To-do list
**1.** Using the passage on software radio architecture, answer each question briefly.
(a) For which military radio development program was the SCA developed as the standard software framework?
(b) What do the elements labeled C1 through C4 represent?
(c) In Figure 3, what is the accelerated signal processing routine called?
**2.** Based on the passage on software radio architecture, decide whether each statement agrees with it. Answer yes or no, and quote the words that decide it.
(a) The SCA is described as the de-facto standard of the SDR community.
(b) In the proposed architecture, the CORBA services to the accelerated components are replaced.
(c) Waveform components interact with each other through a logical bus provided by CORBA.

Source extract
::::

Although recently there has been an emergence of many SDR software architectures including GNURadio [10] , Vanu Radio [11] , OMG's PIM and PSM for Software Radio Components Specification [12] , and NASA's Space Telecommunication Radio System (STRS) [13] architecture, the so-called software communications architecture (SCA) still remains as the de-facto standard of the SDR community [14] . Therefore, in this work our focus is on SCA architecture.
The Software Communications Architecture
The software communications architecture (SCA) was developed as the standard software framework for the Department of Defense's (DoD) military radio development program known as Joint Tactical Radio System (JTRS) [15] . The introduction of this standard was mainly aimed at facilitating technology insertion, hardware abstraction, and hardware interoperability for SDR systems [16] . The structure of the SCA is presented in Figure 2 . Here, the elements labeled C1 through C4 represent the waveform components. In the SDR context, the function of each of these components is to perform a specific signal processing task within a waveform. In SCA, all the services and interfaces available to each component are defined in the SCA core framework. From the figure it can be seen that waveform components interact with each other and with the core framework through the logical bus provided by the Common Object Request Broker Architecture (CORBA). One of the crucial features of this architecture is that it allows different applications (waveforms or waveform components) to run on distributed processing units and to communicate with each other. This is particularly useful when using only one processing unit does not satisfy the computational requirements of complex waveforms.
SYSTEM ARCHITECTURE
As previously discussed, energy efficiency is of ultimate importance for mobile devices. Therefore, in this section we propose an SCA-compliant energy-efficient SDR system architecture using hardware acceleration. In addition to this, we also introduce the target hardware platform for the proposed architecture.
Proposed System Architecture for Hardware Acceleration
Because mobile devices have obvious limitations in size, weight, and power (SWaP), we propose the use of hardware acceleration in cognitive radio systems in order to improve their energy and computational efficiency. To take advantage of the benefits obtained through the hardware acceleration of software components, while still adhering to the SCA standard, only the code of the signal processing routine for each waveform component is accelerated in our proposed architecture as shown in Figure 3 . That is, all the core framework interfaces and CORBA services to these accelerated components remain unchanged, allowing the component to be initialized and also located by other waveform components. However, the signal processing portion of the code is replaced by a subroutine which calls upon the hardware accelerated implementation. One of the implications of this process is that data stored in CORBA-type variables must be converted and loaded to the memory location of the hardware accelerator used to implement the signal processing routine. In Figure 3 , the component to be accelerated is denoted as C3 and the accelerated signal processing routine is C3_HW.

::::

(Element position data)
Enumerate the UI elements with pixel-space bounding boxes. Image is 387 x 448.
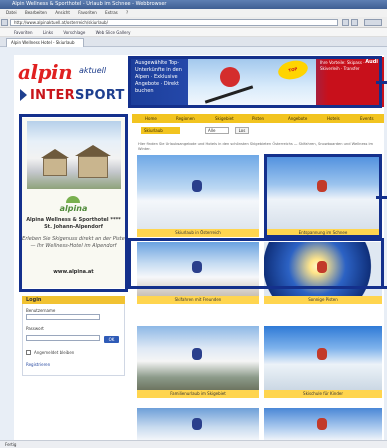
ad-link[interactable]: www.alpina.at <box>22 269 125 275</box>
photo-tile[interactable] <box>264 408 382 440</box>
menu-view[interactable]: Ansicht <box>55 10 70 15</box>
subnav-active-tab[interactable]: Skiurlaub <box>141 127 180 134</box>
highlight-arrow-icon <box>376 196 387 199</box>
figure-shape <box>317 348 327 360</box>
highlight-arrow-icon <box>376 81 387 84</box>
hotel-photo[interactable] <box>27 121 121 189</box>
figure-shape <box>317 418 327 430</box>
intro-text: Hier finden Sie Urlaubsangebote und Hote… <box>138 142 374 151</box>
menu-file[interactable]: Datei <box>6 10 17 15</box>
nav-item[interactable]: Skigebiet <box>215 114 234 123</box>
address-bar[interactable]: http://www.alpinaktuell.at/osterreich/sk… <box>10 19 338 26</box>
alpina-logo-icon <box>66 196 80 203</box>
menu-tools[interactable]: Extras <box>105 10 118 15</box>
login-button[interactable]: OK <box>104 336 119 343</box>
username-field[interactable] <box>26 314 100 320</box>
figure-shape <box>192 261 202 273</box>
intersport-arrow-icon <box>20 89 27 101</box>
bookmark-item[interactable]: Vorschlage <box>63 30 85 35</box>
site-logo-sub: aktuell <box>79 66 107 75</box>
nav-item[interactable]: Home <box>145 114 157 123</box>
tile-caption[interactable]: Skiurlaub in Österreich <box>137 229 259 237</box>
figure-shape <box>317 180 327 192</box>
photo-tile[interactable] <box>137 408 259 440</box>
hotel-building <box>43 158 67 176</box>
intersport-logo-a: INTER <box>30 88 75 103</box>
tile-photo[interactable] <box>137 242 259 296</box>
alpina-logo: alpina <box>59 204 88 213</box>
stop-icon[interactable] <box>351 19 358 26</box>
filter-go-button[interactable]: Los <box>235 127 249 134</box>
banner-skier-icon <box>220 67 240 87</box>
site-logo[interactable]: alpin <box>18 60 73 84</box>
menu-favorites[interactable]: Favoriten <box>78 10 97 15</box>
window-title-bar: Alpin Wellness & Sporthotel - Urlaub im … <box>0 0 387 9</box>
roof-shape <box>75 145 111 156</box>
tile-photo[interactable] <box>137 326 259 390</box>
remember-checkbox[interactable] <box>26 350 31 355</box>
main-nav: Home Regionen Skigebiet Pisten Angebote … <box>132 114 384 123</box>
hotel-building <box>78 156 108 178</box>
photo-tile[interactable]: Skifahren mit Freunden <box>137 242 259 304</box>
nav-item[interactable]: Angebote <box>288 114 307 123</box>
photo-tile[interactable]: Familienurlaub im Skigebiet <box>137 326 259 398</box>
ad-title: Alpina Wellness & Sporthotel **** St. Jo… <box>26 217 121 230</box>
tile-photo[interactable] <box>264 326 382 390</box>
tile-caption[interactable]: Skifahren mit Freunden <box>137 296 259 304</box>
search-icon[interactable] <box>364 19 382 26</box>
tile-photo[interactable] <box>137 155 259 229</box>
login-heading: Login <box>22 296 125 304</box>
menu-edit[interactable]: Bearbeiten <box>25 10 47 15</box>
figure-shape <box>192 348 202 360</box>
browser-tab[interactable]: Alpin Wellness Hotel - Skiurlaub <box>6 38 84 47</box>
remember-label: Angemeldet bleiben <box>34 350 75 355</box>
banner-text: Ausgewählte Top-Unterkünfte in den Alpen… <box>135 60 182 94</box>
nav-item[interactable]: Hotels <box>327 114 340 123</box>
banner-brand: Audi <box>365 59 378 65</box>
bookmarks-bar: Favoriten Links Vorschlage Web Slice Gal… <box>0 28 387 37</box>
password-field[interactable] <box>26 335 100 341</box>
figure-shape <box>192 418 202 430</box>
browser-window: { "browser": { "title": "Alpin Wellness … <box>0 0 387 448</box>
filter-select[interactable]: Alle <box>205 127 229 134</box>
refresh-icon[interactable] <box>342 19 349 26</box>
tile-caption[interactable]: Entspannung im Schnee <box>264 229 382 237</box>
roof-shape <box>41 149 69 158</box>
photo-tile[interactable]: Skiurlaub in Österreich <box>137 155 259 237</box>
address-row: http://www.alpinaktuell.at/osterreich/sk… <box>0 17 387 28</box>
figure-shape <box>317 261 327 273</box>
tile-caption[interactable]: Skischule für Kinder <box>264 390 382 398</box>
menu-bar: Datei Bearbeiten Ansicht Favoriten Extra… <box>0 9 387 17</box>
photo-tile[interactable]: Sonnige Pisten <box>264 242 382 304</box>
intersport-logo[interactable]: INTERSPORT <box>30 88 125 103</box>
tile-caption[interactable]: Sonnige Pisten <box>264 296 382 304</box>
menu-help[interactable]: ? <box>126 10 128 15</box>
tile-caption[interactable]: Familienurlaub im Skigebiet <box>137 390 259 398</box>
highlight-arrow-icon <box>376 286 387 289</box>
password-label: Passwort <box>26 326 44 331</box>
nav-item[interactable]: Regionen <box>176 114 195 123</box>
photo-tile[interactable]: Skischule für Kinder <box>264 326 382 398</box>
tile-photo[interactable] <box>137 408 259 440</box>
username-label: Benutzername <box>26 308 56 313</box>
bookmark-item[interactable]: Favoriten <box>14 30 33 35</box>
top-banner-ad[interactable]: Ausgewählte Top-Unterkünfte in den Alpen… <box>130 57 384 107</box>
back-icon[interactable] <box>1 19 8 26</box>
ad-body: Erleben Sie Skigenuss direkt an der Pist… <box>22 236 125 249</box>
tab-strip: Alpin Wellness Hotel - Skiurlaub <box>0 37 387 47</box>
bookmark-item[interactable]: Links <box>43 30 53 35</box>
bookmark-item[interactable]: Web Slice Gallery <box>96 30 131 35</box>
tile-photo[interactable] <box>264 408 382 440</box>
tile-photo[interactable] <box>264 155 382 229</box>
register-link[interactable]: Registrieren <box>26 362 50 367</box>
nav-item[interactable]: Events <box>360 114 374 123</box>
nav-item[interactable]: Pisten <box>252 114 264 123</box>
intersport-logo-b: SPORT <box>74 88 125 103</box>
status-bar: Fertig <box>0 440 387 448</box>
photo-tile[interactable]: Entspannung im Schnee <box>264 155 382 237</box>
tile-photo[interactable] <box>264 242 382 296</box>
figure-shape <box>192 180 202 192</box>
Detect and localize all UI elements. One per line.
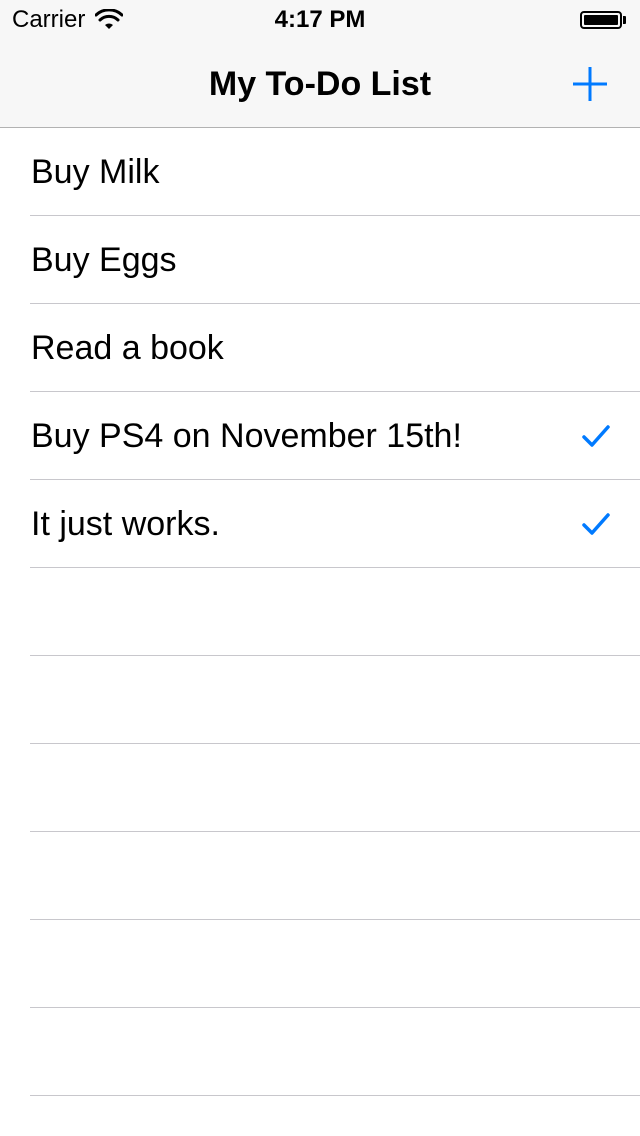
empty-row [0, 656, 640, 744]
app-screen: Carrier 4:17 PM My To-Do List Buy Milk B… [0, 0, 640, 1136]
todo-label: Buy PS4 on November 15th! [31, 417, 462, 455]
navigation-bar: Carrier 4:17 PM My To-Do List [0, 0, 640, 128]
empty-row [0, 1096, 640, 1136]
battery-tip [623, 16, 626, 24]
add-item-button[interactable] [570, 64, 610, 104]
battery-body [580, 11, 622, 29]
status-time: 4:17 PM [274, 6, 366, 33]
status-bar: Carrier 4:17 PM [0, 0, 640, 40]
todo-row[interactable]: It just works. [0, 480, 640, 568]
empty-row [0, 920, 640, 1008]
todo-label: Read a book [31, 329, 224, 367]
plus-icon [573, 67, 607, 101]
todo-row[interactable]: Read a book [0, 304, 640, 392]
todo-row[interactable]: Buy Eggs [0, 216, 640, 304]
empty-row [0, 744, 640, 832]
checkmark-icon [582, 513, 610, 535]
todo-label: Buy Eggs [31, 241, 177, 279]
empty-row [0, 1008, 640, 1096]
empty-row [0, 568, 640, 656]
todo-table: Buy Milk Buy Eggs Read a book Buy PS4 on No… [0, 128, 640, 1136]
todo-row[interactable]: Buy PS4 on November 15th! [0, 392, 640, 480]
todo-row[interactable]: Buy Milk [0, 128, 640, 216]
empty-row [0, 832, 640, 920]
todo-label: It just works. [31, 505, 220, 543]
battery-icon [580, 10, 628, 30]
battery-fill [584, 15, 618, 25]
todo-label: Buy Milk [31, 153, 160, 191]
page-title: My To-Do List [208, 65, 432, 103]
checkmark-icon [582, 425, 610, 447]
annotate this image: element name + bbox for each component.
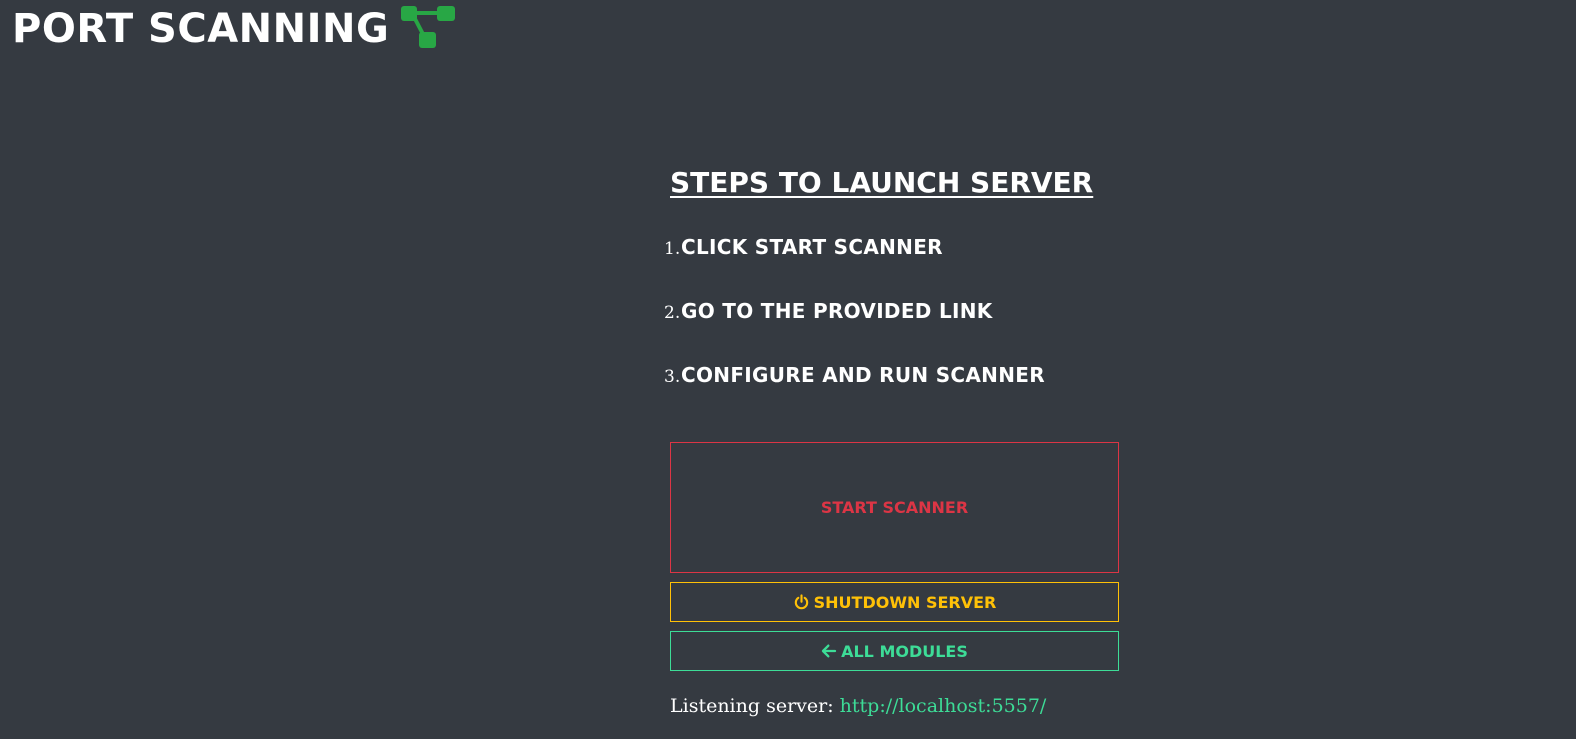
start-scanner-label: START SCANNER	[820, 498, 969, 517]
shutdown-server-label: SHUTDOWN SERVER	[813, 592, 997, 612]
network-nodes-icon	[401, 6, 456, 48]
all-modules-button[interactable]: ALL MODULES	[670, 631, 1119, 671]
arrow-left-icon	[821, 644, 837, 658]
step-number: 3.	[664, 367, 681, 387]
power-icon	[794, 593, 808, 609]
app-header: PORT SCANNING	[12, 6, 457, 52]
steps-heading: STEPS TO LAUNCH SERVER	[670, 166, 1094, 199]
page-title: PORT SCANNING	[12, 6, 390, 52]
step-number: 2.	[664, 303, 681, 323]
list-item: 3. CONFIGURE AND RUN SCANNER	[664, 356, 1120, 420]
step-text: CONFIGURE AND RUN SCANNER	[681, 363, 1045, 387]
step-text: GO TO THE PROVIDED LINK	[681, 299, 993, 323]
shutdown-server-button[interactable]: SHUTDOWN SERVER	[670, 582, 1119, 622]
listening-server-link[interactable]: http://localhost:5557/	[840, 695, 1047, 717]
step-text: CLICK START SCANNER	[681, 235, 943, 259]
start-scanner-button[interactable]: START SCANNER	[670, 442, 1119, 573]
step-number: 1.	[664, 239, 681, 259]
list-item: 2. GO TO THE PROVIDED LINK	[664, 292, 1120, 356]
all-modules-label: ALL MODULES	[841, 641, 968, 661]
listening-server-info: Listening server: http://localhost:5557/	[670, 695, 1120, 717]
launch-panel: STEPS TO LAUNCH SERVER 1. CLICK START SC…	[664, 160, 1120, 717]
list-item: 1. CLICK START SCANNER	[664, 228, 1120, 292]
steps-list: 1. CLICK START SCANNER 2. GO TO THE PROV…	[664, 228, 1120, 420]
listening-server-label: Listening server:	[670, 695, 834, 717]
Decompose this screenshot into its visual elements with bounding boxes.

::::

Problem solutions
**1.**
(a) The Joint Tactical Radio System (JTRS), the Department of Defense's military radio development program.
(b) The waveform components.
(c) C3_HW.

**2.**
(a) Yes: "the so-called software communications architecture (SCA) still remains as the de-facto standard of the SDR community"
(b) No: "all the core framework interfaces and CORBA services to these accelerated components remain unchanged"
(c) Yes: "waveform components interact with each other and with the core framework through the logical bus provided by the Common Object Request Broker Architecture (CORBA)"